══ Entries provided ══

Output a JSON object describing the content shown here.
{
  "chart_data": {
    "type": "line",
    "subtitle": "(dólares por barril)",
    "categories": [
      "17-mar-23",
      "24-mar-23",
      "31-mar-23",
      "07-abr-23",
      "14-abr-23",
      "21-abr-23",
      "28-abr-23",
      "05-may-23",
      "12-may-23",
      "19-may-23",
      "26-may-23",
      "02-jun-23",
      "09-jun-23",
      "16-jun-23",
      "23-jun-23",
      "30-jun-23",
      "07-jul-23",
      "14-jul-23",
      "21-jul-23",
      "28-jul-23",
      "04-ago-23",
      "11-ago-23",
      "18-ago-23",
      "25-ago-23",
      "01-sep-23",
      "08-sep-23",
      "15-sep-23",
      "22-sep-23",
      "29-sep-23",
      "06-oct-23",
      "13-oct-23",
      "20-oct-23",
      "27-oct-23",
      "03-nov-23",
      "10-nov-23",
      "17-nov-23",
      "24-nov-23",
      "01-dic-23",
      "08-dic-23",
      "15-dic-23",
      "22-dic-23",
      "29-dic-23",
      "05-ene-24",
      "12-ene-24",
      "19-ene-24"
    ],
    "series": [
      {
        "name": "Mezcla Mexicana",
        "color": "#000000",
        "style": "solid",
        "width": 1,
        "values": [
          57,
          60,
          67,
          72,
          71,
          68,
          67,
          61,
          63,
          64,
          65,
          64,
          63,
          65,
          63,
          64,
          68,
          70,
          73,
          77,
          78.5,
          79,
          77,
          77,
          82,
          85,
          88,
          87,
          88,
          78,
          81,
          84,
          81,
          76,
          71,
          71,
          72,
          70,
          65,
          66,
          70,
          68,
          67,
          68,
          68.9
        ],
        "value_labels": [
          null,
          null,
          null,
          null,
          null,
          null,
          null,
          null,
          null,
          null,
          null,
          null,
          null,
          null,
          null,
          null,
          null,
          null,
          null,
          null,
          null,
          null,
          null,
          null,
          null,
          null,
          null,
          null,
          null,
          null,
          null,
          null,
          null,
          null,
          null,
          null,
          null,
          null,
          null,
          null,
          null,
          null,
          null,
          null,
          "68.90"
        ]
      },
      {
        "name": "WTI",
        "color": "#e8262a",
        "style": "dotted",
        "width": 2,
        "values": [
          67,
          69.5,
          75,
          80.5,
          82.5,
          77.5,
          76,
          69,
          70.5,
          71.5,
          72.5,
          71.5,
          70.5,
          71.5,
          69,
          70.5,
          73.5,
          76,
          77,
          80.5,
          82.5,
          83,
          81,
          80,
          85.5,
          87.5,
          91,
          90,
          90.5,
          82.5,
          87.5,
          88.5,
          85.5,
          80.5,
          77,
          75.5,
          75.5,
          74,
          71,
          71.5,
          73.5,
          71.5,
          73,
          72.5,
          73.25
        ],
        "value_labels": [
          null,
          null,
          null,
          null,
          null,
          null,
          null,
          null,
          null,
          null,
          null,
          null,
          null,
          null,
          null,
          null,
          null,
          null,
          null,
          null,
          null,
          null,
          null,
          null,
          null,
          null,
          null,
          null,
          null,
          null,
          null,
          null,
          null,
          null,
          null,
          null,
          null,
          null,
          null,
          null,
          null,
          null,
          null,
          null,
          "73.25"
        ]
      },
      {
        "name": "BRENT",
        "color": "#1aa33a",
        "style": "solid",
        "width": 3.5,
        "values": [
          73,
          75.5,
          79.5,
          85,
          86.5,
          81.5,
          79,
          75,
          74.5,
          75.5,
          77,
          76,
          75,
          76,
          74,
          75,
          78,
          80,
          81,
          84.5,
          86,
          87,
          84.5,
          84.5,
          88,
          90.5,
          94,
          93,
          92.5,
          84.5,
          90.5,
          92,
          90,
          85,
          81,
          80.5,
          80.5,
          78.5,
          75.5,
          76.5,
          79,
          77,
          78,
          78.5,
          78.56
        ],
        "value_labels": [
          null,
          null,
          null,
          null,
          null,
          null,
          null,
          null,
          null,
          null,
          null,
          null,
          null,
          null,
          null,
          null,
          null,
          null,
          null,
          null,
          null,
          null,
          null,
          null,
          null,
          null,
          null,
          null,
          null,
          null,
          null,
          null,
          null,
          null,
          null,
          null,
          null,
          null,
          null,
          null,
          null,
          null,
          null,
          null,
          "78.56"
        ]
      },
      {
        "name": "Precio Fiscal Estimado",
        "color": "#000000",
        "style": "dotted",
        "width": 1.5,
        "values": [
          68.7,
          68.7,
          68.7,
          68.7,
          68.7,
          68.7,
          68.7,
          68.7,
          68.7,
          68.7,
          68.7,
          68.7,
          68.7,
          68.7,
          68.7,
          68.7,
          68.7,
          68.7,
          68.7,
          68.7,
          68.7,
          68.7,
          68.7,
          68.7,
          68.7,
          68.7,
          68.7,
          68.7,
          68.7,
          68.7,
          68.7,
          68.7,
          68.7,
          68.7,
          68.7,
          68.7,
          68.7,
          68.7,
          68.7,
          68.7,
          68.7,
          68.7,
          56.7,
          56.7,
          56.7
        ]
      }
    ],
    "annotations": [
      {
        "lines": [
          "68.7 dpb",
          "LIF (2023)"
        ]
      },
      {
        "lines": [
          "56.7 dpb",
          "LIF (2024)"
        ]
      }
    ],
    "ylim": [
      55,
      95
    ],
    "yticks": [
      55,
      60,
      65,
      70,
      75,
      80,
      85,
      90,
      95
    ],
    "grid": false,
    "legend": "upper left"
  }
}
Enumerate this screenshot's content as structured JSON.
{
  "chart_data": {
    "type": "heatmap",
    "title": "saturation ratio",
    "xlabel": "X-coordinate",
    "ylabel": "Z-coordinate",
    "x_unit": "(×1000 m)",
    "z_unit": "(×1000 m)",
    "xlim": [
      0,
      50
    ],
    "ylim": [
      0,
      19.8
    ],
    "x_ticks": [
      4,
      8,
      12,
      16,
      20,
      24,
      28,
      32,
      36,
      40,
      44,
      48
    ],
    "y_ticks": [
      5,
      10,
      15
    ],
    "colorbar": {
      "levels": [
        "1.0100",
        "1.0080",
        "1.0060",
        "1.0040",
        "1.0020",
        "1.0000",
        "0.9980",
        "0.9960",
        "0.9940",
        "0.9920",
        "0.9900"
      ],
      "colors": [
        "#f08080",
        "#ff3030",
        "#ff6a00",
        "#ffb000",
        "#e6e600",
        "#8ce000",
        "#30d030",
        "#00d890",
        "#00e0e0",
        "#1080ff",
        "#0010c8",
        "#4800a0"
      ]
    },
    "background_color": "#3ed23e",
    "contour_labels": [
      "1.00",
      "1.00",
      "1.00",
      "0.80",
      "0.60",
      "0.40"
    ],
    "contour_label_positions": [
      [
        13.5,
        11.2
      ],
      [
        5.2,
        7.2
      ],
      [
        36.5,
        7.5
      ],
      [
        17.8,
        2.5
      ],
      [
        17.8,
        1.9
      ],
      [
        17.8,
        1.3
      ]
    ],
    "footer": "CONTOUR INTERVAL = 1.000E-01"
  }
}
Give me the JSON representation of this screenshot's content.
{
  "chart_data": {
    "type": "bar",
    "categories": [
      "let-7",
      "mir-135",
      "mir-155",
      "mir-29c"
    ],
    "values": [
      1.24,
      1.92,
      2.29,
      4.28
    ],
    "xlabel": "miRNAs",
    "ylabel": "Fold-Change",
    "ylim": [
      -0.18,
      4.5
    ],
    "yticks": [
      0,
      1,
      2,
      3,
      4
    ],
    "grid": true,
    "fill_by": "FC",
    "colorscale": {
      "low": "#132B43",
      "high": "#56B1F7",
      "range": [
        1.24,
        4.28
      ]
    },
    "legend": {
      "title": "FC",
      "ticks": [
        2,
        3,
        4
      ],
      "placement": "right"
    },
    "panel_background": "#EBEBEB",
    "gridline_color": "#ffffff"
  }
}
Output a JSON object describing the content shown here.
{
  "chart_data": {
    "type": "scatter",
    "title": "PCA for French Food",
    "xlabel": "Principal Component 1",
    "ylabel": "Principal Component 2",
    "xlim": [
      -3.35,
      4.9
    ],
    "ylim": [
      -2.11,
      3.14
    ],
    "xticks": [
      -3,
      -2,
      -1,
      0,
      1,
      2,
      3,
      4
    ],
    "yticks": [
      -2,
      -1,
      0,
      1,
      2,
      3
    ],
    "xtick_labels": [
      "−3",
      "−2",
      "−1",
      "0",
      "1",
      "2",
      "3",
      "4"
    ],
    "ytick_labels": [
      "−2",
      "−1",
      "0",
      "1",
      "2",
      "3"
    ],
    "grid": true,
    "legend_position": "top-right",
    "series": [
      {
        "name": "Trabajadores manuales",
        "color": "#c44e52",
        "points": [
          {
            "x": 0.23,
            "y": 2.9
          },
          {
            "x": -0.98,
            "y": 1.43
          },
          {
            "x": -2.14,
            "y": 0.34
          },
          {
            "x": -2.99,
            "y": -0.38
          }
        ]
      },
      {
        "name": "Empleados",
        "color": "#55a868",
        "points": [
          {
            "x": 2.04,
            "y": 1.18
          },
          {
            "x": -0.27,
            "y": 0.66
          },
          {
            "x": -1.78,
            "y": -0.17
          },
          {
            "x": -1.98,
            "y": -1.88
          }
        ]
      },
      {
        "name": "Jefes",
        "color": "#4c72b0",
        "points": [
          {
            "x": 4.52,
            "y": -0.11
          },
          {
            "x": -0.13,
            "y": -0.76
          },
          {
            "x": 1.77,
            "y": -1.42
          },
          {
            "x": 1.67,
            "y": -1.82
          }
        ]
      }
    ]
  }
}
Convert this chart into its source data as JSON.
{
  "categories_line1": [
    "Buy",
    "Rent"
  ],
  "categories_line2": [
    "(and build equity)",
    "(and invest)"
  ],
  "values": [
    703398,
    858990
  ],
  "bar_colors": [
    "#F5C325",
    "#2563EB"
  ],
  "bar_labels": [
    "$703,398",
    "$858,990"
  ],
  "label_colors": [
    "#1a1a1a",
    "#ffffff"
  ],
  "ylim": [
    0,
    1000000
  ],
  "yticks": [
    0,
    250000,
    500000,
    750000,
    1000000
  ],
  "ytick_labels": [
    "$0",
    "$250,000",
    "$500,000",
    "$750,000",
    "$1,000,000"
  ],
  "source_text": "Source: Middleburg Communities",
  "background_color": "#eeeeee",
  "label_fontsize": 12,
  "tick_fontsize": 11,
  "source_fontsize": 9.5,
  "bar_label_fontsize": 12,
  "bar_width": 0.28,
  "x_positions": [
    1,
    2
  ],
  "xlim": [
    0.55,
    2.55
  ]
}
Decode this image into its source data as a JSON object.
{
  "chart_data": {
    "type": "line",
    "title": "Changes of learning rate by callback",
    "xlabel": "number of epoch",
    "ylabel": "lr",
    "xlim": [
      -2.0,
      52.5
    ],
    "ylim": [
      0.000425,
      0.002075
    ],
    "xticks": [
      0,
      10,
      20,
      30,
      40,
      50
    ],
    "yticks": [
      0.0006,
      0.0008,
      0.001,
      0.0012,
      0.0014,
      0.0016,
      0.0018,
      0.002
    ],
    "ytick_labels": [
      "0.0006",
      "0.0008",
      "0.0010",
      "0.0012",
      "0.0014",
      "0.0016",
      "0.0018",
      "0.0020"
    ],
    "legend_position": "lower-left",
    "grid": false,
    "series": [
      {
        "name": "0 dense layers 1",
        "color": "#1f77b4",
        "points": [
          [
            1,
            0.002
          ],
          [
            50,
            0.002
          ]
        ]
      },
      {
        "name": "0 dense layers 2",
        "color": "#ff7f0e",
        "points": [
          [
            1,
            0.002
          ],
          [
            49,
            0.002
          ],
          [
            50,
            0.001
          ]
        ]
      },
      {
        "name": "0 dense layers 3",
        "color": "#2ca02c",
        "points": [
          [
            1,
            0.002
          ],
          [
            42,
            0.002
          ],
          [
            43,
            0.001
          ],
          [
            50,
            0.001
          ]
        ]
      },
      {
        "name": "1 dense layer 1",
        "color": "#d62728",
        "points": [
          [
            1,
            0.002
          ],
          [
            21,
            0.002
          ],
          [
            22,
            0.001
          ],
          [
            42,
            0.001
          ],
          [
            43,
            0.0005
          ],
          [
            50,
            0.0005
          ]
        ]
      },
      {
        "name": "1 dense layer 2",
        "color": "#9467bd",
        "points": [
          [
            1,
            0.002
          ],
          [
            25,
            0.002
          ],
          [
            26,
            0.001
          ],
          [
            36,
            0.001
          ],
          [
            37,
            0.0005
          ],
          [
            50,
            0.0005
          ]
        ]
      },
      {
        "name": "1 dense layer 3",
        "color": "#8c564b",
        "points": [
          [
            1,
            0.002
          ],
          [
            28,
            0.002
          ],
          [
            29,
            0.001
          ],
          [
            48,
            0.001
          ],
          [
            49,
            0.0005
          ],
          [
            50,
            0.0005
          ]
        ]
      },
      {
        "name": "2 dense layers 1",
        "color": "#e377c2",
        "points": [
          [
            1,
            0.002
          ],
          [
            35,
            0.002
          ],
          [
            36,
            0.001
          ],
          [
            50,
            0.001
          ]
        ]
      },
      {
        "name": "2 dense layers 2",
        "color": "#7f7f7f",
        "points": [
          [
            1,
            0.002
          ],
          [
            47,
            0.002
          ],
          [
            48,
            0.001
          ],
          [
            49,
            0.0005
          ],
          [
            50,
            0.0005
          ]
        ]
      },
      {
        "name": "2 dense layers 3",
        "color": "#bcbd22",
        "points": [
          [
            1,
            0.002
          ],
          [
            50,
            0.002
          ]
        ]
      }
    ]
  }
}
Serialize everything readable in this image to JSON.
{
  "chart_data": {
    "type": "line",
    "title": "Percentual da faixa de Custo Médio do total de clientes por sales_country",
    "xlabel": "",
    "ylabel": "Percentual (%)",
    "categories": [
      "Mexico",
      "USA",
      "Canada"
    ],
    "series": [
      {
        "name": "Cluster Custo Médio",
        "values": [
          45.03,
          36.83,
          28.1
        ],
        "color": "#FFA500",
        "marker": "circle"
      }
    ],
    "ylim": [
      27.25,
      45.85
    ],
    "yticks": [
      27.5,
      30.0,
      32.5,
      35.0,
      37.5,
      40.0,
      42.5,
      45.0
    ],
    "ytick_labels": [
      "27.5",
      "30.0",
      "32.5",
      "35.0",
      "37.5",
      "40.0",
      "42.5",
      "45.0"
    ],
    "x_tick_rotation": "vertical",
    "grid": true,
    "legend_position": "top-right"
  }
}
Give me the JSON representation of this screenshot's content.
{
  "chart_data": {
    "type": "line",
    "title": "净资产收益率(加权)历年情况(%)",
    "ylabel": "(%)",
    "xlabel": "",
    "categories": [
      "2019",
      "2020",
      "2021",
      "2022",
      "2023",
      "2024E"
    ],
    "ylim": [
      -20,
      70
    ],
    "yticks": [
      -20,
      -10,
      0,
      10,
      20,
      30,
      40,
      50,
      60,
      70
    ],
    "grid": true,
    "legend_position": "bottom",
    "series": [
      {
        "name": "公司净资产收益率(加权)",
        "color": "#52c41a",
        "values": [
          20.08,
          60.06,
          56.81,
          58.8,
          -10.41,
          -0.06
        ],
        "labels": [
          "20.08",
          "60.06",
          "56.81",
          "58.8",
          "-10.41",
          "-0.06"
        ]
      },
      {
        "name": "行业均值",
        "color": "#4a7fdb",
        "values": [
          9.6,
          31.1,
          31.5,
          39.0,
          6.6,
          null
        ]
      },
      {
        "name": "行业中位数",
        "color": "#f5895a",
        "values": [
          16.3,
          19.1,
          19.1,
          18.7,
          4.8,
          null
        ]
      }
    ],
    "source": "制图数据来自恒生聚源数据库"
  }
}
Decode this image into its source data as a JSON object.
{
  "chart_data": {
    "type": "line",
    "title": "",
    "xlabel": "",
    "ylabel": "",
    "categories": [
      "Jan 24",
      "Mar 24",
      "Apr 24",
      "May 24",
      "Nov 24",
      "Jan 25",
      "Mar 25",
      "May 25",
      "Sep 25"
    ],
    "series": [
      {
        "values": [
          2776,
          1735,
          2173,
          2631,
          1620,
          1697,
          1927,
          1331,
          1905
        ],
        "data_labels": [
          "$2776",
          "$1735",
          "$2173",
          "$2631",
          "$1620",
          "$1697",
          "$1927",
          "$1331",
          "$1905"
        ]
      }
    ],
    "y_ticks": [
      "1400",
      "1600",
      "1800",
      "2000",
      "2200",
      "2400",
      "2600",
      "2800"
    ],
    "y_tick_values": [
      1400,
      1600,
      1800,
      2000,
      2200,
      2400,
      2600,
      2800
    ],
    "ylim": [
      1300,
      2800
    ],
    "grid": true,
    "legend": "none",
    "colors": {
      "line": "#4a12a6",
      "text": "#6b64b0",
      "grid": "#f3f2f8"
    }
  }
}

═══

**Your instructions**
Where a line above includes "Principal", copy that line.

**Correct response**
    "xlabel": "Principal Component 1",
    "ylabel": "Principal Component 2",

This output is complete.